Find the string "count" and gather every line that holds it.
* START Data supplied *
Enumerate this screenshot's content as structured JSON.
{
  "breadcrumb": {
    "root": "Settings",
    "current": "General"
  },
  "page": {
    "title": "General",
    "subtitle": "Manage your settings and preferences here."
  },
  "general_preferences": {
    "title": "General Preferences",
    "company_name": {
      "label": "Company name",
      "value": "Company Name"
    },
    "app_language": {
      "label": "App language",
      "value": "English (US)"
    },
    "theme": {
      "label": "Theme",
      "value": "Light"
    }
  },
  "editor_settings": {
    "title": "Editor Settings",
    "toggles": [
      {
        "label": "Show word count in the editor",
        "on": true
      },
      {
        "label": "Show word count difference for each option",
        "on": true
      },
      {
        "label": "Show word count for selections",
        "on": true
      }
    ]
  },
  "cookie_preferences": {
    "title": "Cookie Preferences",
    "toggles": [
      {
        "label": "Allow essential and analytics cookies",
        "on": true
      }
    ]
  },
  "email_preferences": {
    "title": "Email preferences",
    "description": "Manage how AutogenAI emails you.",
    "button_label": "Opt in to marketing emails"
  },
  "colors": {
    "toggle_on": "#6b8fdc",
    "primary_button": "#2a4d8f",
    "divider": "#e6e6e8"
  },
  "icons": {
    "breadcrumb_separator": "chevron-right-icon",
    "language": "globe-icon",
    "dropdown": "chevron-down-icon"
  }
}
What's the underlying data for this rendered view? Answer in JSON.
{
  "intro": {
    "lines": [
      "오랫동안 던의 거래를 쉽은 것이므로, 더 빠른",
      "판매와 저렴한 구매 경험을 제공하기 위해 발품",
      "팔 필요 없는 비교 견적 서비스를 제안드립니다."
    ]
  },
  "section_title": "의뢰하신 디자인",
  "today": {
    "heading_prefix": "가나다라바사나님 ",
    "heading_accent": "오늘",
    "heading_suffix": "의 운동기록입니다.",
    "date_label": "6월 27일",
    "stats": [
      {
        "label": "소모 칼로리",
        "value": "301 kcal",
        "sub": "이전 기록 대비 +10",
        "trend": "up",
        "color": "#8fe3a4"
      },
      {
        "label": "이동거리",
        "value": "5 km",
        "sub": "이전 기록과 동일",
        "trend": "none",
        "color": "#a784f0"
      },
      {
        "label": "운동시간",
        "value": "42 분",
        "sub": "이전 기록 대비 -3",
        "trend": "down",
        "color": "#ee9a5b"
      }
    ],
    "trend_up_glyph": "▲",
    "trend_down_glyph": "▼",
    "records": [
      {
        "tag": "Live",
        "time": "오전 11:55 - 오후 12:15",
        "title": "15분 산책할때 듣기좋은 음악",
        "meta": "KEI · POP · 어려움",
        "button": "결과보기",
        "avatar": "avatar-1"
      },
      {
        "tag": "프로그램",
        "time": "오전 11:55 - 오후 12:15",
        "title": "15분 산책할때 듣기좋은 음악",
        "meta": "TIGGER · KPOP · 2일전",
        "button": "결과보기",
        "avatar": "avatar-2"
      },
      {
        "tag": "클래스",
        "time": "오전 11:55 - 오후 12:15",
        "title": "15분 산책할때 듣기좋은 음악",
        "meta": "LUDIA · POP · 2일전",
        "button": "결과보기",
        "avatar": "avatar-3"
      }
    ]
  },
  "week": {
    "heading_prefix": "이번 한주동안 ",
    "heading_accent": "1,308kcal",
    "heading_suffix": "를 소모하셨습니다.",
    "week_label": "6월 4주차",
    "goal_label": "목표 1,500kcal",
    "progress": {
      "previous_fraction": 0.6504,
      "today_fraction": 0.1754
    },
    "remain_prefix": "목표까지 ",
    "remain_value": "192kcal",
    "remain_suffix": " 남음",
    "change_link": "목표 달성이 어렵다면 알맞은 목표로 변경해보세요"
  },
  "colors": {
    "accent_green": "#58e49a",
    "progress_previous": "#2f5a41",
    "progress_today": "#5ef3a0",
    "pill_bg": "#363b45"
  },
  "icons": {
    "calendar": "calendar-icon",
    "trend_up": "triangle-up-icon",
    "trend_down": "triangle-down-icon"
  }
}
* END Data supplied *
◆ Response to this exercise:
        "label": "Show word count in the editor",
        "label": "Show word count difference for each option",
        "label": "Show word count for selections",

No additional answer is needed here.